WHAT TO PRODUCE:
Reproduce the listing exactly, with no pictures in your copy.

SUPPLIED DATA:

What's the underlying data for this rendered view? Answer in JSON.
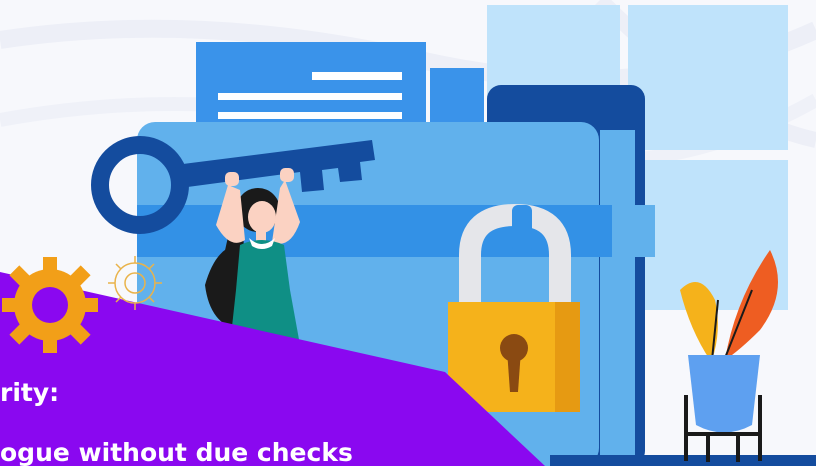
{
  "caption": {
    "line1": "rity:",
    "line2": "ogue without due checks"
  },
  "colors": {
    "banner": "#8a08f0",
    "light_blue": "#bfe3fb",
    "mid_blue": "#61b1ec",
    "blue": "#3391e6",
    "dark_blue": "#144c9e",
    "lock_gold": "#f5b21b",
    "gear_orange": "#f29f18",
    "leaf_orange": "#ee5d22",
    "dress_green": "#0f8f85"
  },
  "icons": [
    "key-icon",
    "padlock-icon",
    "gear-icon",
    "gear-outline-icon",
    "plant-icon",
    "woman-illustration"
  ]
}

EXERCISE OUTPUT:
What's the underlying data for this rendered view? Answer in JSON.
{
  "caption": {
    "line1": "rity:",
    "line2": "ogue without due checks"
  },
  "colors": {
    "banner": "#8a08f0",
    "light_blue": "#bfe3fb",
    "mid_blue": "#61b1ec",
    "blue": "#3391e6",
    "dark_blue": "#144c9e",
    "lock_gold": "#f5b21b",
    "gear_orange": "#f29f18",
    "leaf_orange": "#ee5d22",
    "dress_green": "#0f8f85"
  },
  "icons": [
    "key-icon",
    "padlock-icon",
    "gear-icon",
    "gear-outline-icon",
    "plant-icon",
    "woman-illustration"
  ]
}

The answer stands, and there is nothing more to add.